◆ Aim ◆
Would you repeat the listing exactly but omit every picture?

━━━━━ Records for this exercise ━━━━━

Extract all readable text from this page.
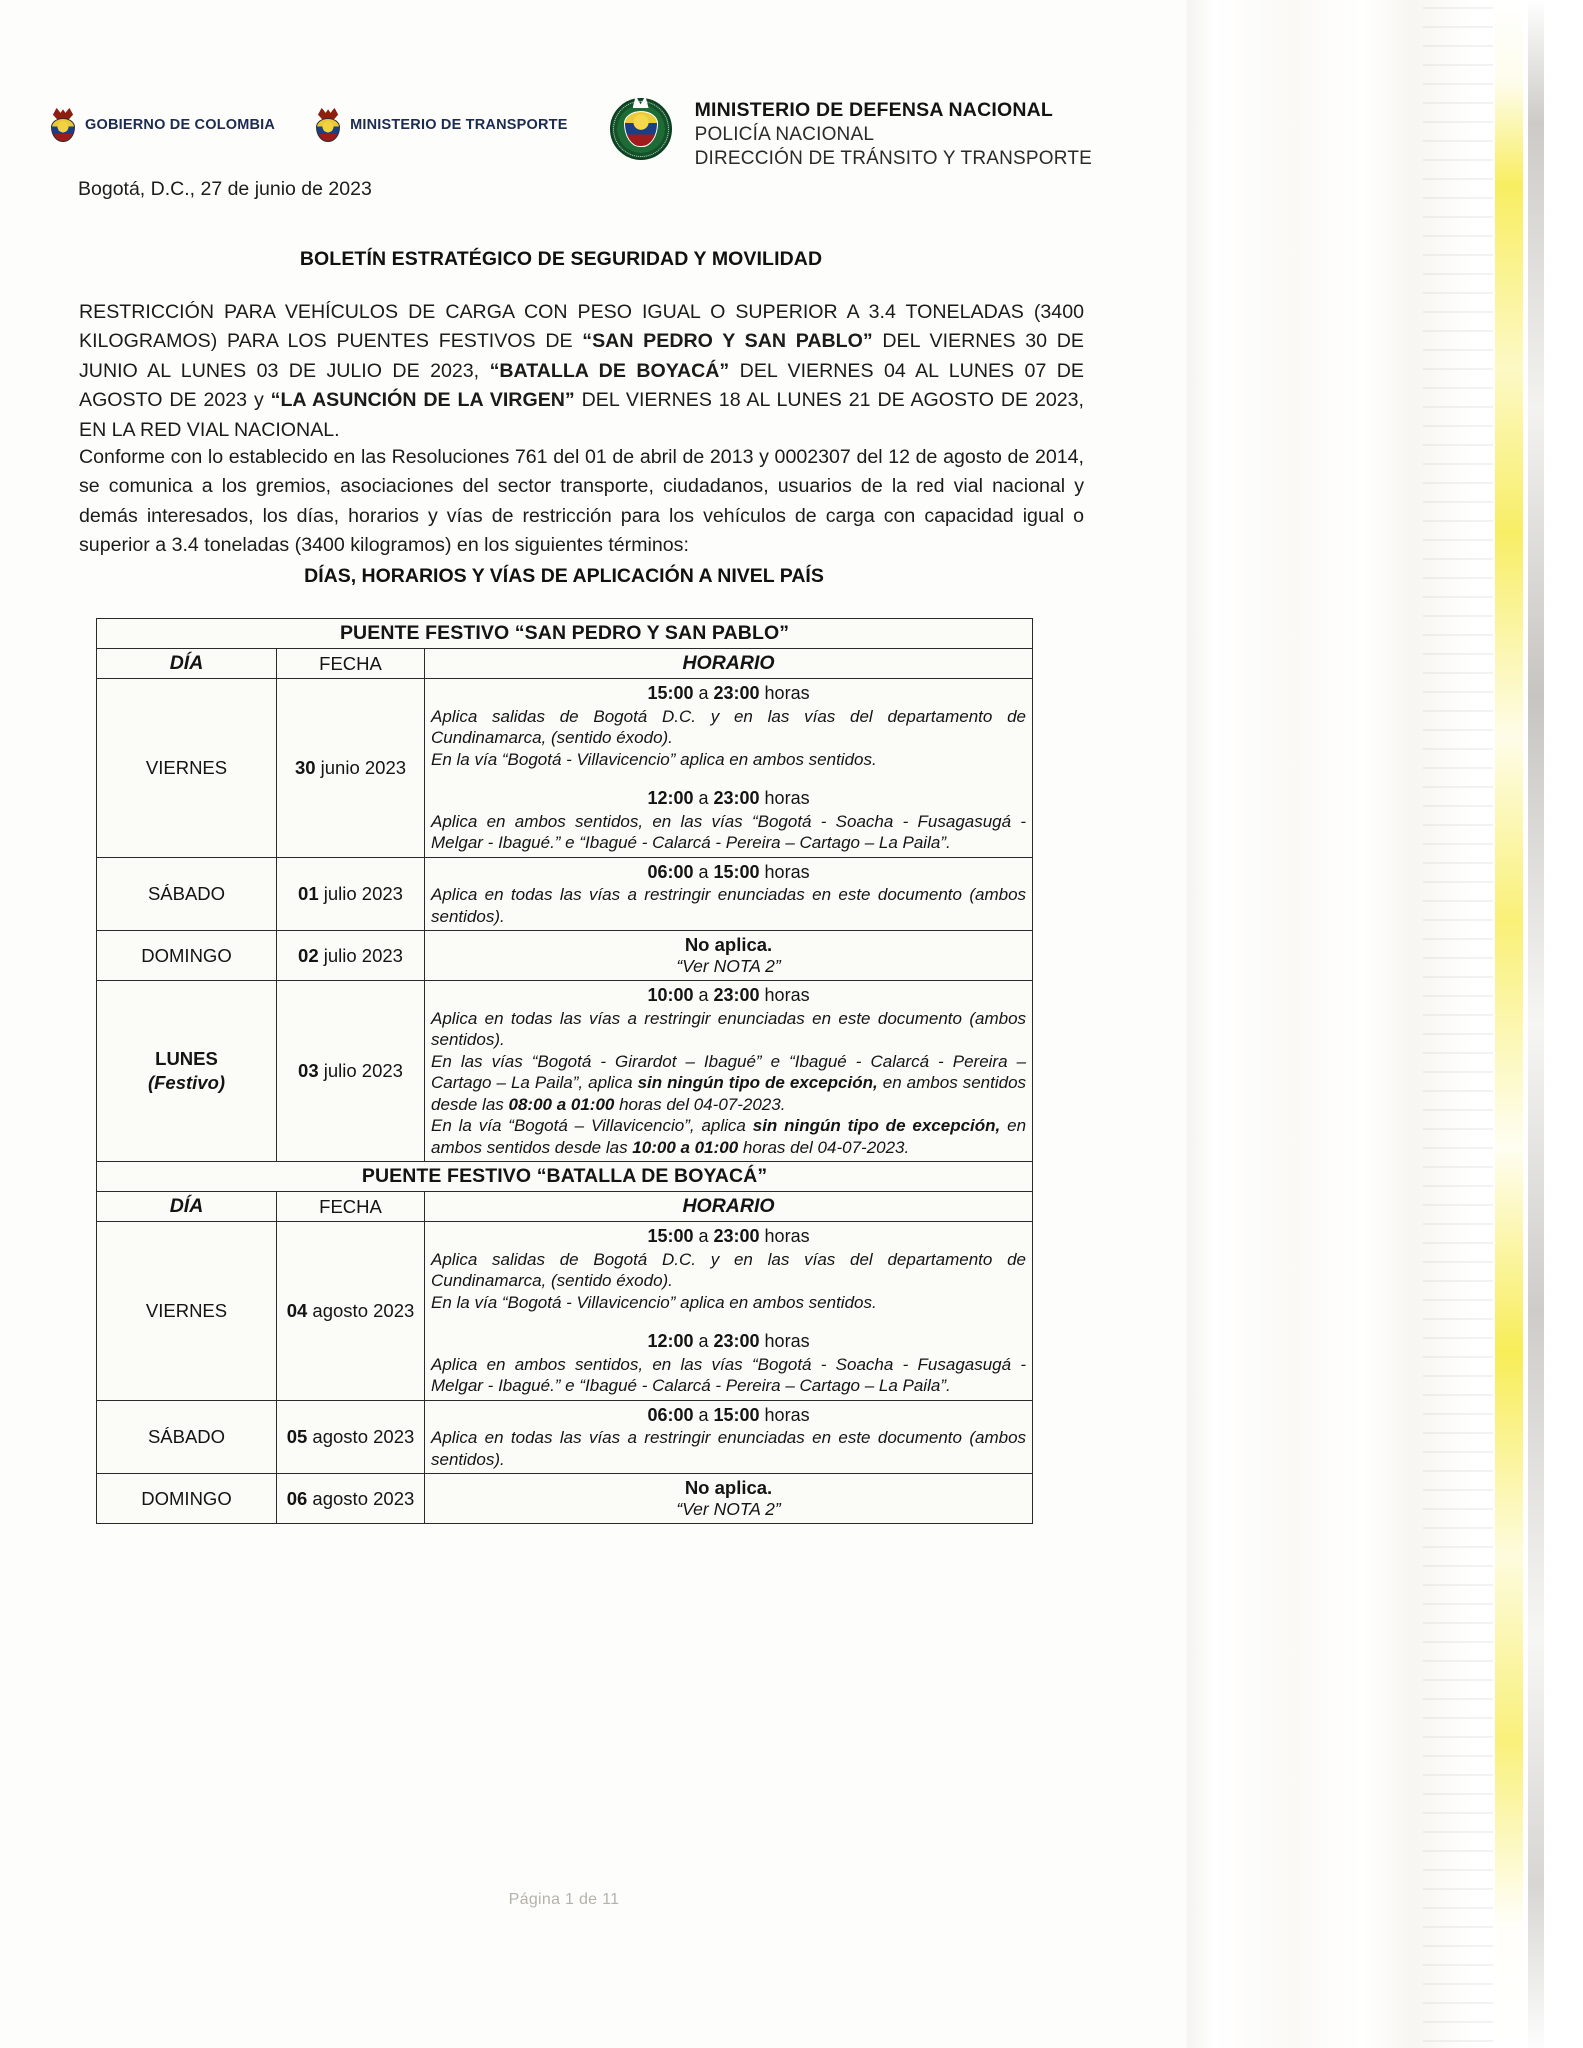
GOBIERNO DE COLOMBIA	MINISTERIO DE TRANSPORTE
MINISTERIO DE DEFENSA NACIONAL
POLICÍA NACIONAL
DIRECCIÓN DE TRÁNSITO Y TRANSPORTE
Bogotá, D.C., 27 de junio de 2023
BOLETÍN ESTRATÉGICO DE SEGURIDAD Y MOVILIDAD
RESTRICCIÓN PARA VEHÍCULOS DE CARGA CON PESO IGUAL O SUPERIOR A 3.4 TONELADAS (3400 KILOGRAMOS) PARA LOS PUENTES FESTIVOS DE “SAN PEDRO Y SAN PABLO” DEL VIERNES 30 DE JUNIO AL LUNES 03 DE JULIO DE 2023, “BATALLA DE BOYACÁ” DEL VIERNES 04 AL LUNES 07 DE AGOSTO DE 2023 y “LA ASUNCIÓN DE LA VIRGEN” DEL VIERNES 18 AL LUNES 21 DE AGOSTO DE 2023, EN LA RED VIAL NACIONAL.
Conforme con lo establecido en las Resoluciones 761 del 01 de abril de 2013 y 0002307 del 12 de agosto de 2014, se comunica a los gremios, asociaciones del sector transporte, ciudadanos, usuarios de la red vial nacional y demás interesados, los días, horarios y vías de restricción para los vehículos de carga con capacidad igual o superior a 3.4 toneladas (3400 kilogramos) en los siguientes términos:
DÍAS, HORARIOS Y VÍAS DE APLICACIÓN A NIVEL PAÍS
PUENTE FESTIVO “SAN PEDRO Y SAN PABLO”		
DÍA	FECHA	HORARIO
VIERNES	30 junio 2023	15:00 a 23:00 horas
Aplica salidas de Bogotá D.C. y en las vías del departamento de Cundinamarca, (sentido éxodo).
En la vía “Bogotá - Villavicencio” aplica en ambos sentidos.
12:00 a 23:00 horas
Aplica en ambos sentidos, en las vías “Bogotá - Soacha - Fusagasugá - Melgar - Ibagué.” e “Ibagué - Calarcá - Pereira – Cartago – La Paila”.

SÁBADO	01 julio 2023	06:00 a 15:00 horas
Aplica en todas las vías a restringir enunciadas en este documento (ambos sentidos).

DOMINGO	02 julio 2023	No aplica.
“Ver NOTA 2”

LUNES
(Festivo)	03 julio 2023	
10:00 a 23:00 horas
Aplica en todas las vías a restringir enunciadas en este documento (ambos sentidos).
En las vías “Bogotá - Girardot – Ibagué” e “Ibagué - Calarcá - Pereira – Cartago – La Paila”, aplica sin ningún tipo de excepción, en ambos sentidos desde las 08:00 a 01:00 horas del 04-07-2023.
En la vía “Bogotá – Villavicencio”, aplica sin ningún tipo de excepción, en ambos sentidos desde las 10:00 a 01:00 horas del 04-07-2023.

PUENTE FESTIVO “BATALLA DE BOYACÁ”		
DÍA	FECHA	HORARIO
VIERNES	04 agosto 2023	15:00 a 23:00 horas
Aplica salidas de Bogotá D.C. y en las vías del departamento de Cundinamarca, (sentido éxodo).
En la vía “Bogotá - Villavicencio” aplica en ambos sentidos.
12:00 a 23:00 horas
Aplica en ambos sentidos, en las vías “Bogotá - Soacha - Fusagasugá - Melgar - Ibagué.” e “Ibagué - Calarcá - Pereira – Cartago – La Paila”.

SÁBADO	05 agosto 2023	06:00 a 15:00 horas
Aplica en todas las vías a restringir enunciadas en este documento (ambos sentidos).

DOMINGO	06 agosto 2023	No aplica.
“Ver NOTA 2”
Página 1 de 11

━━━━━

◆ Result ◆
Extract all readable text from this page.
GOBIERNO DE COLOMBIA	MINISTERIO DE TRANSPORTE
MINISTERIO DE DEFENSA NACIONAL
POLICÍA NACIONAL
DIRECCIÓN DE TRÁNSITO Y TRANSPORTE
Bogotá, D.C., 27 de junio de 2023
BOLETÍN ESTRATÉGICO DE SEGURIDAD Y MOVILIDAD
RESTRICCIÓN PARA VEHÍCULOS DE CARGA CON PESO IGUAL O SUPERIOR A 3.4 TONELADAS (3400 KILOGRAMOS) PARA LOS PUENTES FESTIVOS DE “SAN PEDRO Y SAN PABLO” DEL VIERNES 30 DE JUNIO AL LUNES 03 DE JULIO DE 2023, “BATALLA DE BOYACÁ” DEL VIERNES 04 AL LUNES 07 DE AGOSTO DE 2023 y “LA ASUNCIÓN DE LA VIRGEN” DEL VIERNES 18 AL LUNES 21 DE AGOSTO DE 2023, EN LA RED VIAL NACIONAL.
Conforme con lo establecido en las Resoluciones 761 del 01 de abril de 2013 y 0002307 del 12 de agosto de 2014, se comunica a los gremios, asociaciones del sector transporte, ciudadanos, usuarios de la red vial nacional y demás interesados, los días, horarios y vías de restricción para los vehículos de carga con capacidad igual o superior a 3.4 toneladas (3400 kilogramos) en los siguientes términos:
DÍAS, HORARIOS Y VÍAS DE APLICACIÓN A NIVEL PAÍS
PUENTE FESTIVO “SAN PEDRO Y SAN PABLO”		
DÍA	FECHA	HORARIO
VIERNES	30 junio 2023	15:00 a 23:00 horas
Aplica salidas de Bogotá D.C. y en las vías del departamento de Cundinamarca, (sentido éxodo).
En la vía “Bogotá - Villavicencio” aplica en ambos sentidos.
12:00 a 23:00 horas
Aplica en ambos sentidos, en las vías “Bogotá - Soacha - Fusagasugá - Melgar - Ibagué.” e “Ibagué - Calarcá - Pereira – Cartago – La Paila”.

SÁBADO	01 julio 2023	06:00 a 15:00 horas
Aplica en todas las vías a restringir enunciadas en este documento (ambos sentidos).

DOMINGO	02 julio 2023	No aplica.
“Ver NOTA 2”

LUNES
(Festivo)	03 julio 2023	
10:00 a 23:00 horas
Aplica en todas las vías a restringir enunciadas en este documento (ambos sentidos).
En las vías “Bogotá - Girardot – Ibagué” e “Ibagué - Calarcá - Pereira – Cartago – La Paila”, aplica sin ningún tipo de excepción, en ambos sentidos desde las 08:00 a 01:00 horas del 04-07-2023.
En la vía “Bogotá – Villavicencio”, aplica sin ningún tipo de excepción, en ambos sentidos desde las 10:00 a 01:00 horas del 04-07-2023.

PUENTE FESTIVO “BATALLA DE BOYACÁ”		
DÍA	FECHA	HORARIO
VIERNES	04 agosto 2023	15:00 a 23:00 horas
Aplica salidas de Bogotá D.C. y en las vías del departamento de Cundinamarca, (sentido éxodo).
En la vía “Bogotá - Villavicencio” aplica en ambos sentidos.
12:00 a 23:00 horas
Aplica en ambos sentidos, en las vías “Bogotá - Soacha - Fusagasugá - Melgar - Ibagué.” e “Ibagué - Calarcá - Pereira – Cartago – La Paila”.

SÁBADO	05 agosto 2023	06:00 a 15:00 horas
Aplica en todas las vías a restringir enunciadas en este documento (ambos sentidos).

DOMINGO	06 agosto 2023	No aplica.
“Ver NOTA 2”
Página 1 de 11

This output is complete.